[Start of SUPPLIED MATERIAL]
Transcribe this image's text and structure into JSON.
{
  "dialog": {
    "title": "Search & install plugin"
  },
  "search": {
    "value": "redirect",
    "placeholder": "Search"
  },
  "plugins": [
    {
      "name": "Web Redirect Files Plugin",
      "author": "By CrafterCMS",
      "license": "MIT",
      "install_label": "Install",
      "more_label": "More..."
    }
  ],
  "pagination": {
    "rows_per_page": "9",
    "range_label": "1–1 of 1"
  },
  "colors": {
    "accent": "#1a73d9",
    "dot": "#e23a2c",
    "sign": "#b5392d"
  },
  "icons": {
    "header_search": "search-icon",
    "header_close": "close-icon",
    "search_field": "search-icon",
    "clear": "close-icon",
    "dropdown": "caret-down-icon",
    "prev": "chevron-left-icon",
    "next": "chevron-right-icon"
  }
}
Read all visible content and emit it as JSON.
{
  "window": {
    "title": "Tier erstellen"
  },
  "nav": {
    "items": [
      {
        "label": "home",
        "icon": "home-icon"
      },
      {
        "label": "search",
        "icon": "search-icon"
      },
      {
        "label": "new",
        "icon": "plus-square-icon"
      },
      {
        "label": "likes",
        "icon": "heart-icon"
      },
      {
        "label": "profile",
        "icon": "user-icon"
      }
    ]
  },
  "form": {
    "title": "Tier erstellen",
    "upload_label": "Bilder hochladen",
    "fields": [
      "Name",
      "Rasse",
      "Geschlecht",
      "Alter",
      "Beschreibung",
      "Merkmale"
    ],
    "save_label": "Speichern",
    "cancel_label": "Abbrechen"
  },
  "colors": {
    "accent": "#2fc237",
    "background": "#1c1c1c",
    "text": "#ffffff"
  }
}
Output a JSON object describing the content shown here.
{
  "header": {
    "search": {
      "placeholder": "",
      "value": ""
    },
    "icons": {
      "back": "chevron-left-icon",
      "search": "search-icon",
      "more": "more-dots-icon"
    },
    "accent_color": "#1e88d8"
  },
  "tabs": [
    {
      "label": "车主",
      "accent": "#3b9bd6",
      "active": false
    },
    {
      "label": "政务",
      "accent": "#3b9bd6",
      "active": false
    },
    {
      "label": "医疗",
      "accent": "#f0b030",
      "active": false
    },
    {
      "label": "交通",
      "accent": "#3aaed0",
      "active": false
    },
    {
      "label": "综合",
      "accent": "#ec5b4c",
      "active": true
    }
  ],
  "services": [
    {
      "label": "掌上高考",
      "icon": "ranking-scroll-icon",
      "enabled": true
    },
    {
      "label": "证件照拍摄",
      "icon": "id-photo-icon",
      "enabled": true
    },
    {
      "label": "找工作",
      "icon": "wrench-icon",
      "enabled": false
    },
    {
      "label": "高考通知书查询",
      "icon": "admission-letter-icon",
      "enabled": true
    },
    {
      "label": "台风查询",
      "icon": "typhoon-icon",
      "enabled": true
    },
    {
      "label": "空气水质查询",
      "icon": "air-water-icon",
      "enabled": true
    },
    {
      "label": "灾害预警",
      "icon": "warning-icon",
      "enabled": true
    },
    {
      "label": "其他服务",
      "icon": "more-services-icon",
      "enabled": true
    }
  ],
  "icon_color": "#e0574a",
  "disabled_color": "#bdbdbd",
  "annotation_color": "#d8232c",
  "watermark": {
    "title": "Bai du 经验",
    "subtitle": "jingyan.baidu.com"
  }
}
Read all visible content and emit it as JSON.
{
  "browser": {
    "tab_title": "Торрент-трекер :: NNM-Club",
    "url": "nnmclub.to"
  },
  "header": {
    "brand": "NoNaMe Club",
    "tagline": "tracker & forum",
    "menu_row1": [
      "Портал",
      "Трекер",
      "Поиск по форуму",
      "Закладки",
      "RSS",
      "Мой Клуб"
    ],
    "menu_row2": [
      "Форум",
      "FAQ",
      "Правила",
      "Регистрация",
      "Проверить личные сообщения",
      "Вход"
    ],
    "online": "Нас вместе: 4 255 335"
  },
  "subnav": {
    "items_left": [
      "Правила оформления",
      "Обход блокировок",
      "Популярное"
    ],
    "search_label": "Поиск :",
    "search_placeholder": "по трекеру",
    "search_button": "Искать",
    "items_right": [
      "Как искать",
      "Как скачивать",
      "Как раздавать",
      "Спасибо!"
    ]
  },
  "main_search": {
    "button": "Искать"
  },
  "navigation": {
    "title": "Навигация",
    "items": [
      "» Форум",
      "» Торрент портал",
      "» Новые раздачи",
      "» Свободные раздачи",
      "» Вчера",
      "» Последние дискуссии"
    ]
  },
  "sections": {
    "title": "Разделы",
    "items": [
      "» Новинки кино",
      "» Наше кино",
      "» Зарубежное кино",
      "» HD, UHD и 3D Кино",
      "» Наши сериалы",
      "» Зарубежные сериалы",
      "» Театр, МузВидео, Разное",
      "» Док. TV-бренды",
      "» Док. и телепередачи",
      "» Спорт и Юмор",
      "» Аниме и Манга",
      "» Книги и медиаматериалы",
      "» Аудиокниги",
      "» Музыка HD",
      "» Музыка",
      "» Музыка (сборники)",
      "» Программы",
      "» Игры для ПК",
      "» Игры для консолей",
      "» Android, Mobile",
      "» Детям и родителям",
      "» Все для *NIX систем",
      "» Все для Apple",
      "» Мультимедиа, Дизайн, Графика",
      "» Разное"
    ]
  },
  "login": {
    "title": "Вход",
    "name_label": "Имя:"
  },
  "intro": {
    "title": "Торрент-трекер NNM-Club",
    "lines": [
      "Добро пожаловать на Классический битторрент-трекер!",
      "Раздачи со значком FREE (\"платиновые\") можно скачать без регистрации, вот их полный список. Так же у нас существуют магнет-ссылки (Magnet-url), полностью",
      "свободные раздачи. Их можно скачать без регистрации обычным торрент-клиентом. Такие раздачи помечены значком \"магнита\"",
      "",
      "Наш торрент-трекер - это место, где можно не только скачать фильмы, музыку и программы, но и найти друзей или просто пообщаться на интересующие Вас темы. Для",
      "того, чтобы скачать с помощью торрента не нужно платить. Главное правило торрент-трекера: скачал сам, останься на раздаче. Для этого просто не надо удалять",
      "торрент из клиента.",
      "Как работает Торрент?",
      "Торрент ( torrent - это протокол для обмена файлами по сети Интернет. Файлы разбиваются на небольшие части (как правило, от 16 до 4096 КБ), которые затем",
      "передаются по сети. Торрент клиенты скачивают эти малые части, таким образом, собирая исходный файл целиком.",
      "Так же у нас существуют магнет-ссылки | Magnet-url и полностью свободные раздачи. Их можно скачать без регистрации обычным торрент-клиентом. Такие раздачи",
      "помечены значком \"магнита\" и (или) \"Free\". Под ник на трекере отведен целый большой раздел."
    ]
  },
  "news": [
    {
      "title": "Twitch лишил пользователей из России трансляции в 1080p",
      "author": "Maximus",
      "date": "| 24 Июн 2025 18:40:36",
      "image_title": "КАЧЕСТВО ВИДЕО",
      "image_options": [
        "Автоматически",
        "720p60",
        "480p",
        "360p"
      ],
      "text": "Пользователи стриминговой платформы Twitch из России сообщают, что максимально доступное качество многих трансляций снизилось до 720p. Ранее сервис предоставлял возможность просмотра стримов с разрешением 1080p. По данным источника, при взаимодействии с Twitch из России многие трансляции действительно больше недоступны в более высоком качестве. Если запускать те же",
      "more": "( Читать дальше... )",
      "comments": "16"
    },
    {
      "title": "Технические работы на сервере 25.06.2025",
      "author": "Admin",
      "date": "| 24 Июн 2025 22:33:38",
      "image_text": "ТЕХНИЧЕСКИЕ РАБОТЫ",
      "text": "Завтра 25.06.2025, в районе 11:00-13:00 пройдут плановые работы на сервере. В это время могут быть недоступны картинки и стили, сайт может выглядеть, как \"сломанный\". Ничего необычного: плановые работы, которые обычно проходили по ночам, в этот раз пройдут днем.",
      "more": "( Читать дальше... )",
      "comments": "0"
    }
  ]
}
[End of SUPPLIED MATERIAL]
INSTRUCTION: Filter the data for the string "Magnet" and copy every line that has it.

COMPLETED EXERCISE:
      "Раздачи со значком FREE (\"платиновые\") можно скачать без регистрации, вот их полный список. Так же у нас существуют магнет-ссылки (Magnet-url), полностью",
      "Так же у нас существуют магнет-ссылки | Magnet-url и полностью свободные раздачи. Их можно скачать без регистрации обычным торрент-клиентом. Такие раздачи",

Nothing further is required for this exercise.